Repeat, exactly and completely, the entries shown underneath.

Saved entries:
^^^^^^^^
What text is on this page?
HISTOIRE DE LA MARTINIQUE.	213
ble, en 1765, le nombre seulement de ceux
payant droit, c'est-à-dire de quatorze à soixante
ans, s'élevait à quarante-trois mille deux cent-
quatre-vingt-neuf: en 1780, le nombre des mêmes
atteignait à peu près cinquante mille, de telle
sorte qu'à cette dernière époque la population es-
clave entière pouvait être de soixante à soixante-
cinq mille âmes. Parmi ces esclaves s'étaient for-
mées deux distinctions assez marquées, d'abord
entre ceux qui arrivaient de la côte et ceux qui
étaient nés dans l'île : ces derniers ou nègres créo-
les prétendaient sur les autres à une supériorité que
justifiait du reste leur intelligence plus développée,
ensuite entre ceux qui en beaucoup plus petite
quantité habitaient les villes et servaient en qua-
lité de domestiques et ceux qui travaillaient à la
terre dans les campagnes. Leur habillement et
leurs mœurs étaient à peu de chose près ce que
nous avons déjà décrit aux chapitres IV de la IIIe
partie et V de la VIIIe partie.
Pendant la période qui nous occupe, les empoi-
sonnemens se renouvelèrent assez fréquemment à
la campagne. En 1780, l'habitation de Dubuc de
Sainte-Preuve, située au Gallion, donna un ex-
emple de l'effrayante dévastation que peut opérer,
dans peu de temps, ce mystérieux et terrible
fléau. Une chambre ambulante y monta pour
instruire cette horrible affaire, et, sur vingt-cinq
^^^^^^^^
### Answer to this task
What text is on this page?
HISTOIRE DE LA MARTINIQUE.	213
ble, en 1765, le nombre seulement de ceux
payant droit, c'est-à-dire de quatorze à soixante
ans, s'élevait à quarante-trois mille deux cent-
quatre-vingt-neuf: en 1780, le nombre des mêmes
atteignait à peu près cinquante mille, de telle
sorte qu'à cette dernière époque la population es-
clave entière pouvait être de soixante à soixante-
cinq mille âmes. Parmi ces esclaves s'étaient for-
mées deux distinctions assez marquées, d'abord
entre ceux qui arrivaient de la côte et ceux qui
étaient nés dans l'île : ces derniers ou nègres créo-
les prétendaient sur les autres à une supériorité que
justifiait du reste leur intelligence plus développée,
ensuite entre ceux qui en beaucoup plus petite
quantité habitaient les villes et servaient en qua-
lité de domestiques et ceux qui travaillaient à la
terre dans les campagnes. Leur habillement et
leurs mœurs étaient à peu de chose près ce que
nous avons déjà décrit aux chapitres IV de la IIIe
partie et V de la VIIIe partie.
Pendant la période qui nous occupe, les empoi-
sonnemens se renouvelèrent assez fréquemment à
la campagne. En 1780, l'habitation de Dubuc de
Sainte-Preuve, située au Gallion, donna un ex-
emple de l'effrayante dévastation que peut opérer,
dans peu de temps, ce mystérieux et terrible
fléau. Une chambre ambulante y monta pour
instruire cette horrible affaire, et, sur vingt-cinq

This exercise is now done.